EXTRACTED MATERIAL »
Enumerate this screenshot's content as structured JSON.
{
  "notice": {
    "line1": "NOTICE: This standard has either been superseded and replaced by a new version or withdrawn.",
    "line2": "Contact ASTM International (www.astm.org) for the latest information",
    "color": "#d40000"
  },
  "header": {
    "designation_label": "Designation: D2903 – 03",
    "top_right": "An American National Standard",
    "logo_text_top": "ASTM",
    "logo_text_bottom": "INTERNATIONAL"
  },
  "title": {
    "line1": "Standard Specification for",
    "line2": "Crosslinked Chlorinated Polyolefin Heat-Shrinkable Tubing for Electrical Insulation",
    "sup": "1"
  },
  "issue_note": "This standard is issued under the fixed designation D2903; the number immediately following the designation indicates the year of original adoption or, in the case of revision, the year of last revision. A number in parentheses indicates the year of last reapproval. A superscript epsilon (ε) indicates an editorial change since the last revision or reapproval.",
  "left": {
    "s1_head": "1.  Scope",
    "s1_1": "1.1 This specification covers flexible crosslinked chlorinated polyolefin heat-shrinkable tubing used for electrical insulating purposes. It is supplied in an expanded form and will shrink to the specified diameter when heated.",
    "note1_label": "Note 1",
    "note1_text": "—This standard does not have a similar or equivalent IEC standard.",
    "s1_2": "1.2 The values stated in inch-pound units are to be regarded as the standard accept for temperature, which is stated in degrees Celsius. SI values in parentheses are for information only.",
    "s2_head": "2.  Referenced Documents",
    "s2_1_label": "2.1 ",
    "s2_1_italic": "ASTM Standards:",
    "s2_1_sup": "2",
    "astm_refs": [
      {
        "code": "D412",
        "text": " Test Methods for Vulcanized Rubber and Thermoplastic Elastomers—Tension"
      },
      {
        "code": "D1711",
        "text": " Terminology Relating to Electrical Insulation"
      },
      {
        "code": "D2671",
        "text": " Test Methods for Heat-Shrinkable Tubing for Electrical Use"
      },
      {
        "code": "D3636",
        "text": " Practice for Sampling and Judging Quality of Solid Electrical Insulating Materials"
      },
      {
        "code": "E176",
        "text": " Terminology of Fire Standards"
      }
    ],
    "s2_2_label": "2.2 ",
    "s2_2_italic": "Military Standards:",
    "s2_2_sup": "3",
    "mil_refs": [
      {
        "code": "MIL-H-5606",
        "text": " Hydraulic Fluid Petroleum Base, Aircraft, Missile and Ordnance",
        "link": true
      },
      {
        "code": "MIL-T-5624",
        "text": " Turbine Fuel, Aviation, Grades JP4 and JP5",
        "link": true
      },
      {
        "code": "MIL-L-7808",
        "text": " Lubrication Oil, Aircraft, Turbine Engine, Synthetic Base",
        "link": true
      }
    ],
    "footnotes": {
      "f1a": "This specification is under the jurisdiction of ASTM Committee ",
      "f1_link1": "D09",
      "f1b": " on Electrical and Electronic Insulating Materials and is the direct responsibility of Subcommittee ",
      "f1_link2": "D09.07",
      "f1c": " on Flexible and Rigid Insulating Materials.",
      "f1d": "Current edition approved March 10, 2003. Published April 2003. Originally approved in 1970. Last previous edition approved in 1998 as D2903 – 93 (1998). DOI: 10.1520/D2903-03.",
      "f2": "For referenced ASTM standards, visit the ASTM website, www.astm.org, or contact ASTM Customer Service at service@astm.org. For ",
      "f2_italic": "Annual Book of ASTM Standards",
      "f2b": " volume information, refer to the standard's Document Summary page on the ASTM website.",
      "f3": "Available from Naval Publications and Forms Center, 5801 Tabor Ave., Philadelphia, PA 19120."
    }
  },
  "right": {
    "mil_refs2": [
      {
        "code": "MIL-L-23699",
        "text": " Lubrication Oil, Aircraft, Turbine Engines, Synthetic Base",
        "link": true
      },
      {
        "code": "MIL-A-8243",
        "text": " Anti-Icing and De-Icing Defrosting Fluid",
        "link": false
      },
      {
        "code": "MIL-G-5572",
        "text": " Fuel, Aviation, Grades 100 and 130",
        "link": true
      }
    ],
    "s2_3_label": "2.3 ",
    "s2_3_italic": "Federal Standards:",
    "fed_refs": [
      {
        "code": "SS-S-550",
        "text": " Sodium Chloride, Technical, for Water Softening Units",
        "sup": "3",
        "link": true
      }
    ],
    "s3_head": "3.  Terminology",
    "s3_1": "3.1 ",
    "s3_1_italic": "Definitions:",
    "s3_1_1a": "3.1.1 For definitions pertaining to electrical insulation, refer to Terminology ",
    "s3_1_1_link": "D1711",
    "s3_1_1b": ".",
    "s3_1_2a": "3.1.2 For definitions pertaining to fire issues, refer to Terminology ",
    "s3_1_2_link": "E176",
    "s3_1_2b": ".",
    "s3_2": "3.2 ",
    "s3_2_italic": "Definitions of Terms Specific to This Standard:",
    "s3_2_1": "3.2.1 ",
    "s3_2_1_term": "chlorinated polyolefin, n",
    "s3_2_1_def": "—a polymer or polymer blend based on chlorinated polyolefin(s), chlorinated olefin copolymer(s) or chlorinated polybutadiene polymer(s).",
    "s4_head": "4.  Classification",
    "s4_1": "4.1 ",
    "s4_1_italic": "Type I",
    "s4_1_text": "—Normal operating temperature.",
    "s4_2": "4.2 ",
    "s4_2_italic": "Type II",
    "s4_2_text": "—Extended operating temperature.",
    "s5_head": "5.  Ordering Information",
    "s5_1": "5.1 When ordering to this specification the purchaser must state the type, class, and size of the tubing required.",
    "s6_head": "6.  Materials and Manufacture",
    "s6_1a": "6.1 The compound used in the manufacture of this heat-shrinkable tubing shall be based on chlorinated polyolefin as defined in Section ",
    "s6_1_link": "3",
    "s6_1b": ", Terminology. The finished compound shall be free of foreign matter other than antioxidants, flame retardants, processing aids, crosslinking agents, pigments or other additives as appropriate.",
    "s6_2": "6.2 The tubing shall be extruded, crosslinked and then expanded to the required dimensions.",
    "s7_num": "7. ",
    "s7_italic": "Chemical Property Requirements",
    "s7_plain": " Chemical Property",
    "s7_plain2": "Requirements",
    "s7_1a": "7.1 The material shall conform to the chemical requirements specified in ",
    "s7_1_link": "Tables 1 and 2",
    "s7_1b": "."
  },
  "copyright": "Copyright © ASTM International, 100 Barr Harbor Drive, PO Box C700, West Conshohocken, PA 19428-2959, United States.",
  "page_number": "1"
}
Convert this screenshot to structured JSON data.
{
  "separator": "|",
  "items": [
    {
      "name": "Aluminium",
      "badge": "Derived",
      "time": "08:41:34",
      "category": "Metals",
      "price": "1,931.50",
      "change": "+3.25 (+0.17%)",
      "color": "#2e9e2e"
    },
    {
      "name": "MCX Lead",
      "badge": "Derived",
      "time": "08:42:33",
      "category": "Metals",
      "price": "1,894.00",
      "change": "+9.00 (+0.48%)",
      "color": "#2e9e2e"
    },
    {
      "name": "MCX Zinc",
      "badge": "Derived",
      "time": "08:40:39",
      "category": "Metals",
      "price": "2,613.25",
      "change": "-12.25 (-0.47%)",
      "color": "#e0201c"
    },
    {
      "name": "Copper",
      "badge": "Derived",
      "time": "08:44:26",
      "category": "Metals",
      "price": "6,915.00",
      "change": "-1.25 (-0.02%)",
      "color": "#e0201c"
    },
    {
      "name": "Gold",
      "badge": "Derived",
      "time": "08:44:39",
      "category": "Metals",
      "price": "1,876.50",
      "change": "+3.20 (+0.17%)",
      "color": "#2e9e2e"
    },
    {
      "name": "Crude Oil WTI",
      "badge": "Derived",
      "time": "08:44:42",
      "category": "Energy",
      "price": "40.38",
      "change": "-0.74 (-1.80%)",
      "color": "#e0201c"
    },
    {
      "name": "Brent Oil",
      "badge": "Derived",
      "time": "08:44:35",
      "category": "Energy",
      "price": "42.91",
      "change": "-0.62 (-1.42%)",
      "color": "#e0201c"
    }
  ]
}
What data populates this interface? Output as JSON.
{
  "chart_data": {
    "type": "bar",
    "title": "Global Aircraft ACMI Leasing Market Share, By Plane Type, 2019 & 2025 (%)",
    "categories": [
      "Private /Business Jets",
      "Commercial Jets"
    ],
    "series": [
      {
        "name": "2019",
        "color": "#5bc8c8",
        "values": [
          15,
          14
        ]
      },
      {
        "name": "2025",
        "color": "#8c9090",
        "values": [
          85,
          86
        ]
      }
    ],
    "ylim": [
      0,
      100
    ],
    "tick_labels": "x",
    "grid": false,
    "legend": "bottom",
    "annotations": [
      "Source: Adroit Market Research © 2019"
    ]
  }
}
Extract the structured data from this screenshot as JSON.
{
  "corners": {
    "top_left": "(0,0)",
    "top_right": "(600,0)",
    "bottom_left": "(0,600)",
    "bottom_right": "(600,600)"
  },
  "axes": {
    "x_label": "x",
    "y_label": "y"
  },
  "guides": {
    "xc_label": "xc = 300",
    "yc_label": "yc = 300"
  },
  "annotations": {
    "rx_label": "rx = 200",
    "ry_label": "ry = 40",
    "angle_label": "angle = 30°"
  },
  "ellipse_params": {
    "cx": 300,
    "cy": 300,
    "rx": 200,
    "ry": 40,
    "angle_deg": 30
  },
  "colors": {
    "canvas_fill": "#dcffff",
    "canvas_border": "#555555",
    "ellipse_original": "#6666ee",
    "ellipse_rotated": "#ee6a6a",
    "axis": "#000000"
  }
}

PROBLEM » Starting at the line that contains "What data populates", repeat each line exactly through the last one in the listing. Include both of those lines and nothing more.

TASK ANSWER »
What data populates this interface? Output as JSON.
{
  "chart_data": {
    "type": "bar",
    "title": "Global Aircraft ACMI Leasing Market Share, By Plane Type, 2019 & 2025 (%)",
    "categories": [
      "Private /Business Jets",
      "Commercial Jets"
    ],
    "series": [
      {
        "name": "2019",
        "color": "#5bc8c8",
        "values": [
          15,
          14
        ]
      },
      {
        "name": "2025",
        "color": "#8c9090",
        "values": [
          85,
          86
        ]
      }
    ],
    "ylim": [
      0,
      100
    ],
    "tick_labels": "x",
    "grid": false,
    "legend": "bottom",
    "annotations": [
      "Source: Adroit Market Research © 2019"
    ]
  }
}
Extract the structured data from this screenshot as JSON.
{
  "corners": {
    "top_left": "(0,0)",
    "top_right": "(600,0)",
    "bottom_left": "(0,600)",
    "bottom_right": "(600,600)"
  },
  "axes": {
    "x_label": "x",
    "y_label": "y"
  },
  "guides": {
    "xc_label": "xc = 300",
    "yc_label": "yc = 300"
  },
  "annotations": {
    "rx_label": "rx = 200",
    "ry_label": "ry = 40",
    "angle_label": "angle = 30°"
  },
  "ellipse_params": {
    "cx": 300,
    "cy": 300,
    "rx": 200,
    "ry": 40,
    "angle_deg": 30
  },
  "colors": {
    "canvas_fill": "#dcffff",
    "canvas_border": "#555555",
    "ellipse_original": "#6666ee",
    "ellipse_rotated": "#ee6a6a",
    "axis": "#000000"
  }
}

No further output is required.